Dataset records of page text
* * *
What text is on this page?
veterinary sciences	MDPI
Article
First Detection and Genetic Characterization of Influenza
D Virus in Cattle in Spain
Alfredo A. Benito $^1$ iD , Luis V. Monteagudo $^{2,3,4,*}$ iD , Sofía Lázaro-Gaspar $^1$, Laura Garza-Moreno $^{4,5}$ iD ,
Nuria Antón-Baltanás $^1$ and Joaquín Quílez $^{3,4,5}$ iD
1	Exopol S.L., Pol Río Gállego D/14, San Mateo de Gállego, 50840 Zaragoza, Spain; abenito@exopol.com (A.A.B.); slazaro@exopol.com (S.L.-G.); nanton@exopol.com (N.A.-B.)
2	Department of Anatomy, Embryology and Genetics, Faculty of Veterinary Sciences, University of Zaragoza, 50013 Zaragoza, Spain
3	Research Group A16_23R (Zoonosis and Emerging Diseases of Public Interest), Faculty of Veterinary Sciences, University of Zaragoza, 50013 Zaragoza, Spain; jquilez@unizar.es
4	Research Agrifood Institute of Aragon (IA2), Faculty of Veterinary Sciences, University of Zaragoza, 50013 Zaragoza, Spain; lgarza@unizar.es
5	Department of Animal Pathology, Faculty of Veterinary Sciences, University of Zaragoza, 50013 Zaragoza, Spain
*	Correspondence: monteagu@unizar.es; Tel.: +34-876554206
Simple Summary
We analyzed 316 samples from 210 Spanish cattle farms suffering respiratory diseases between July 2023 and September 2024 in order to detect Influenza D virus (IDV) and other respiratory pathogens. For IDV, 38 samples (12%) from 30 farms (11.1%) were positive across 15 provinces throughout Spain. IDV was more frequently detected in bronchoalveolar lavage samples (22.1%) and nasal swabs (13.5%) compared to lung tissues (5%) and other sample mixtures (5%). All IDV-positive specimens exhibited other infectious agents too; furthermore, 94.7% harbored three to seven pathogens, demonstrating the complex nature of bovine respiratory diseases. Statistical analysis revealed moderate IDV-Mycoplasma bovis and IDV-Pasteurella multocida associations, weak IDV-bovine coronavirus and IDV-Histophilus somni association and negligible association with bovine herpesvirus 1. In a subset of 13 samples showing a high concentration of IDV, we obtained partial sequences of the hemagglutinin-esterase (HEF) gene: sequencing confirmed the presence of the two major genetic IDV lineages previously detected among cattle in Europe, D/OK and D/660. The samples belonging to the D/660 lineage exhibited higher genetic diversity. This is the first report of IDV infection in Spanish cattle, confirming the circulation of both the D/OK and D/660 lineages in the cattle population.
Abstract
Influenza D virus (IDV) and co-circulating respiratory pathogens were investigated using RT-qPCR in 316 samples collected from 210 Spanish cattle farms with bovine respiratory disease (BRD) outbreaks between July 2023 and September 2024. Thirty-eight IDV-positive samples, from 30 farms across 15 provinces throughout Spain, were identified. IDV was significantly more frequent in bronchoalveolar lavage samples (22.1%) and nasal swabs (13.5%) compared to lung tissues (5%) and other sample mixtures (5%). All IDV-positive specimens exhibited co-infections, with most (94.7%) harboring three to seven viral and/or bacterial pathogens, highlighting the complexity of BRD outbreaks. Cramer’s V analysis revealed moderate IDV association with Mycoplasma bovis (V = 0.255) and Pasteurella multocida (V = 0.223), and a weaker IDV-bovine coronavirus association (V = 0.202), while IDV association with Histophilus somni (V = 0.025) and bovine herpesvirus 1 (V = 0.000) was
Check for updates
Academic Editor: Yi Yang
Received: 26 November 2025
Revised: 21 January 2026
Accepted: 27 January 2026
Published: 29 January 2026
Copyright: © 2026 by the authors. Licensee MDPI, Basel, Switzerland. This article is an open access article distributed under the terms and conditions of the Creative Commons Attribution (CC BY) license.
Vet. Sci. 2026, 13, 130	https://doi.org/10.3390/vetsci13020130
* * *
- What to do -
Pick out all lines from the data above in which the word "MDPI" appears.

- Exercise output -
veterinary sciences	MDPI
Copyright: © 2026 by the authors. Licensee MDPI, Basel, Switzerland. This article is an open access article distributed under the terms and conditions of the Creative Commons Attribution (CC BY) license.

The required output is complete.